┌────────

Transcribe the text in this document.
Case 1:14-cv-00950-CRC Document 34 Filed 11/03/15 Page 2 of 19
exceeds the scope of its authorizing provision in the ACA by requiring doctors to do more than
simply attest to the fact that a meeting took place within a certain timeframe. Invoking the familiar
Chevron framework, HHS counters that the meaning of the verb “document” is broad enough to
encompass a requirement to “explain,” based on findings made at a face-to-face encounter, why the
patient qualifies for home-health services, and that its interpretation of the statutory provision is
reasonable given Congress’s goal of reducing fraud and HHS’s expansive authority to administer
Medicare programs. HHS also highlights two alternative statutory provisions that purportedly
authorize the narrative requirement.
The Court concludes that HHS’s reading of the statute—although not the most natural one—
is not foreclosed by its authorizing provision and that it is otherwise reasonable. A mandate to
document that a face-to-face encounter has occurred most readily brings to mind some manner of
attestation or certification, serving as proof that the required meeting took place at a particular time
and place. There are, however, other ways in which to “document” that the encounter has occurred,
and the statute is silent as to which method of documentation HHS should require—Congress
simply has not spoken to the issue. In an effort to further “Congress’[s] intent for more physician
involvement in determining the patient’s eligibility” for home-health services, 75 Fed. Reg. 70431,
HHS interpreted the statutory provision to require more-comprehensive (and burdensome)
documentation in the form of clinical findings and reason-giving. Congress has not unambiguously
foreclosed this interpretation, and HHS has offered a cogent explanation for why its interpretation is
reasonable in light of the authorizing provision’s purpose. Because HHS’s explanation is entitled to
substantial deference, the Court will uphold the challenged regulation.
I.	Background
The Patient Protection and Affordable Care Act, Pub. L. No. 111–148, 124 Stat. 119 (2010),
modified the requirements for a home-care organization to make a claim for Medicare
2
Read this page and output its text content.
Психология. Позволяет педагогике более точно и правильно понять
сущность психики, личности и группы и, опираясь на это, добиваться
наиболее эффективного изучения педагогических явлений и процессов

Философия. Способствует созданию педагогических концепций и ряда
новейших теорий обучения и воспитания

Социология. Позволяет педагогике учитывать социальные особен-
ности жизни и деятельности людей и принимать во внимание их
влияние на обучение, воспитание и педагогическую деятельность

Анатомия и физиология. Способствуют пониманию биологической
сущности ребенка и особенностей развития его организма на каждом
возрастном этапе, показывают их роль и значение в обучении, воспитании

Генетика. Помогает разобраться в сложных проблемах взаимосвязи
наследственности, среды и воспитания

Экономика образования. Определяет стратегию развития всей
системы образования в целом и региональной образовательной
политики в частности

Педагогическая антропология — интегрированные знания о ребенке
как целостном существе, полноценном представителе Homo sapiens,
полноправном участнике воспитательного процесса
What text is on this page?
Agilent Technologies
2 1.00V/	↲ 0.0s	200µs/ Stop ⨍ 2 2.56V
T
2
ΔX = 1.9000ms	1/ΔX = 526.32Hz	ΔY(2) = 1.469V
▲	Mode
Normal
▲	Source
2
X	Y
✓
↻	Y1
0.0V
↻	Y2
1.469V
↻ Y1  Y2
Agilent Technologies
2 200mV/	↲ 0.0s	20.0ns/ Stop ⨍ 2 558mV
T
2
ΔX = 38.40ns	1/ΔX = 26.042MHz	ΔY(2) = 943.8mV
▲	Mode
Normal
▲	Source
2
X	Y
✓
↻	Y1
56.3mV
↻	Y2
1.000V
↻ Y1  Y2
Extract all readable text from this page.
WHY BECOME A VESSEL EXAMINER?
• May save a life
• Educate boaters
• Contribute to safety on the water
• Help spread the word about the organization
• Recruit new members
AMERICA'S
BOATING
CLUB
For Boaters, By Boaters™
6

└────────

## What to work on
Check all the records above and select each line where the string "foreclosed" is found.

## Response
is not foreclosed by its authorizing provision and that it is otherwise reasonable. A mandate to
foreclosed this interpretation, and HHS has offered a cogent explanation for why its interpretation is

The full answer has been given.